| ENTRIES PROVIDED |
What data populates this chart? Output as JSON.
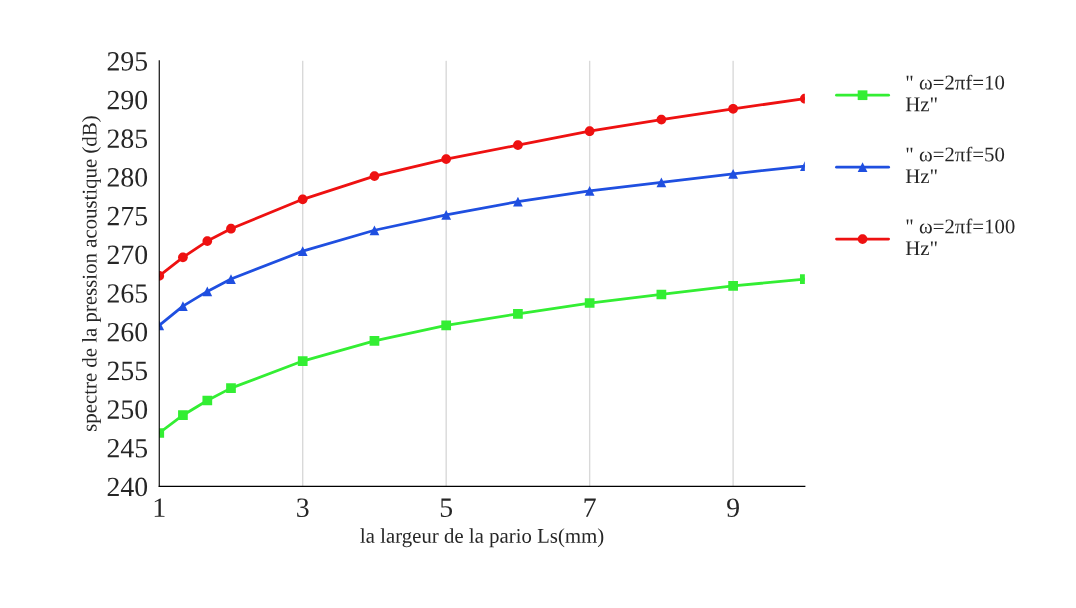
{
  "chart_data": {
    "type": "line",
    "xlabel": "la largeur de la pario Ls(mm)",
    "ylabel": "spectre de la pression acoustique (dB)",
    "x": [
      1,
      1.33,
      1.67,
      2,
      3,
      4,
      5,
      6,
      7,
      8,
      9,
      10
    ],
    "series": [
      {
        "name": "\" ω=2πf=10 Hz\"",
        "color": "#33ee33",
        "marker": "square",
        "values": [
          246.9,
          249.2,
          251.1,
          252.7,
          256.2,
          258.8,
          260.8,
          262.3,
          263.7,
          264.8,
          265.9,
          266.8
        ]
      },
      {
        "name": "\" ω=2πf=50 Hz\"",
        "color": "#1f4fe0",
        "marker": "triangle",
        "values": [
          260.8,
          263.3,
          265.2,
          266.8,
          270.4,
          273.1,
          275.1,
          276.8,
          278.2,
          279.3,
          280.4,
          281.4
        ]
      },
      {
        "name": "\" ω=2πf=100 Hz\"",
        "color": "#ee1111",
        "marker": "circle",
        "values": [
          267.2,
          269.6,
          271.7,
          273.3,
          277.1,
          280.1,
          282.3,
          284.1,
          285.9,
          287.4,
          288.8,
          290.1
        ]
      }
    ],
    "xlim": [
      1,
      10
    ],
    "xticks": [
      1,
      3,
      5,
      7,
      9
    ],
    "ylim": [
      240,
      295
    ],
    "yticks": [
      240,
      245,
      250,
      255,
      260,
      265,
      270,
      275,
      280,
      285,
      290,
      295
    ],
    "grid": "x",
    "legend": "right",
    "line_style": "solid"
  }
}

| GOAL |
Reproduce every entry word for word, but skip any pictures.

| ANSWER TO THE TASK |
What data populates this chart? Output as JSON.
{
  "chart_data": {
    "type": "line",
    "xlabel": "la largeur de la pario Ls(mm)",
    "ylabel": "spectre de la pression acoustique (dB)",
    "x": [
      1,
      1.33,
      1.67,
      2,
      3,
      4,
      5,
      6,
      7,
      8,
      9,
      10
    ],
    "series": [
      {
        "name": "\" ω=2πf=10 Hz\"",
        "color": "#33ee33",
        "marker": "square",
        "values": [
          246.9,
          249.2,
          251.1,
          252.7,
          256.2,
          258.8,
          260.8,
          262.3,
          263.7,
          264.8,
          265.9,
          266.8
        ]
      },
      {
        "name": "\" ω=2πf=50 Hz\"",
        "color": "#1f4fe0",
        "marker": "triangle",
        "values": [
          260.8,
          263.3,
          265.2,
          266.8,
          270.4,
          273.1,
          275.1,
          276.8,
          278.2,
          279.3,
          280.4,
          281.4
        ]
      },
      {
        "name": "\" ω=2πf=100 Hz\"",
        "color": "#ee1111",
        "marker": "circle",
        "values": [
          267.2,
          269.6,
          271.7,
          273.3,
          277.1,
          280.1,
          282.3,
          284.1,
          285.9,
          287.4,
          288.8,
          290.1
        ]
      }
    ],
    "xlim": [
      1,
      10
    ],
    "xticks": [
      1,
      3,
      5,
      7,
      9
    ],
    "ylim": [
      240,
      295
    ],
    "yticks": [
      240,
      245,
      250,
      255,
      260,
      265,
      270,
      275,
      280,
      285,
      290,
      295
    ],
    "grid": "x",
    "legend": "right",
    "line_style": "solid"
  }
}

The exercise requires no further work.